• _EXERCISE TASK_
Copy all entries without alteration and skip the pictures they hold.

• _Records_
---*---

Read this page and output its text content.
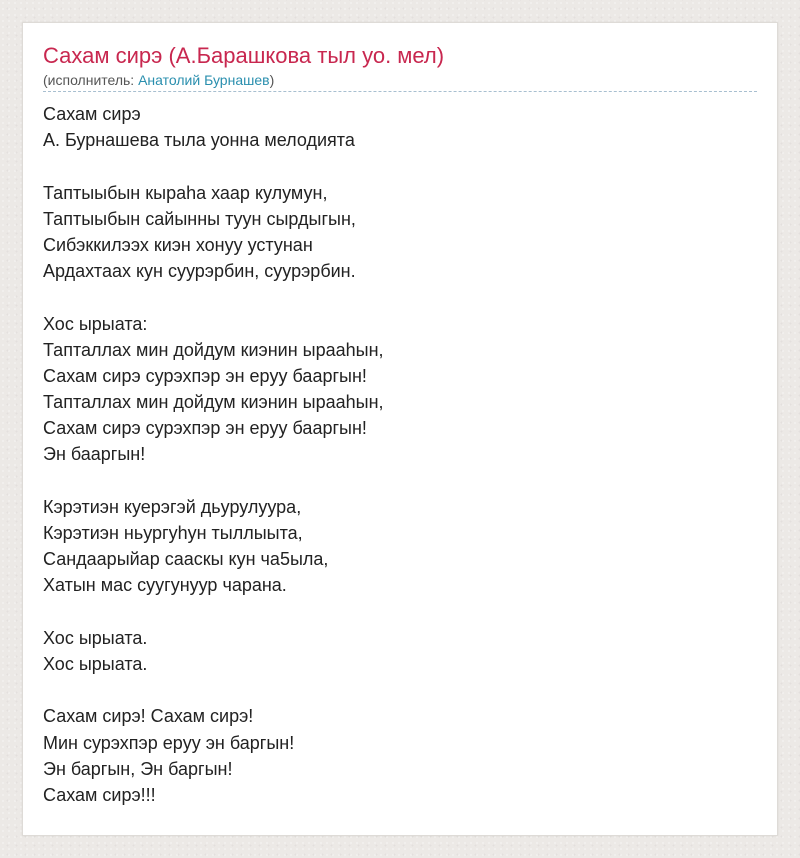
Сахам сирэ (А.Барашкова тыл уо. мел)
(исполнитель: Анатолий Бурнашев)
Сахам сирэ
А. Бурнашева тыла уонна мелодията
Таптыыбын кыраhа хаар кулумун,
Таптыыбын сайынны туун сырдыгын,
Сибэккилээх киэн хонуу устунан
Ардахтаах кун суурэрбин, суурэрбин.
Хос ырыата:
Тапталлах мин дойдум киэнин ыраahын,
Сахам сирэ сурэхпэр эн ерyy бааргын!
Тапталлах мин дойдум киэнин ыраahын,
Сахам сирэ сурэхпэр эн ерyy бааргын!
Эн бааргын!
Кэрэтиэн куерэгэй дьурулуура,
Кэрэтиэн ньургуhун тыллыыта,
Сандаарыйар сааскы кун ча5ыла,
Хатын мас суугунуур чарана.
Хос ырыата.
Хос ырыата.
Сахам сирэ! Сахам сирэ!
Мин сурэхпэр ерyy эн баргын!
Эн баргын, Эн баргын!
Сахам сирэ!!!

---*---

• _SOLUTION TO THIS EXERCISE_
Read this page and output its text content.
Сахам сирэ (А.Барашкова тыл уо. мел)
(исполнитель: Анатолий Бурнашев)
Сахам сирэ
А. Бурнашева тыла уонна мелодията
Таптыыбын кыраhа хаар кулумун,
Таптыыбын сайынны туун сырдыгын,
Сибэккилээх киэн хонуу устунан
Ардахтаах кун суурэрбин, суурэрбин.
Хос ырыата:
Тапталлах мин дойдум киэнин ыраahын,
Сахам сирэ сурэхпэр эн ерyy бааргын!
Тапталлах мин дойдум киэнин ыраahын,
Сахам сирэ сурэхпэр эн ерyy бааргын!
Эн бааргын!
Кэрэтиэн куерэгэй дьурулуура,
Кэрэтиэн ньургуhун тыллыыта,
Сандаарыйар сааскы кун ча5ыла,
Хатын мас суугунуур чарана.
Хос ырыата.
Хос ырыата.
Сахам сирэ! Сахам сирэ!
Мин сурэхпэр ерyy эн баргын!
Эн баргын, Эн баргын!
Сахам сирэ!!!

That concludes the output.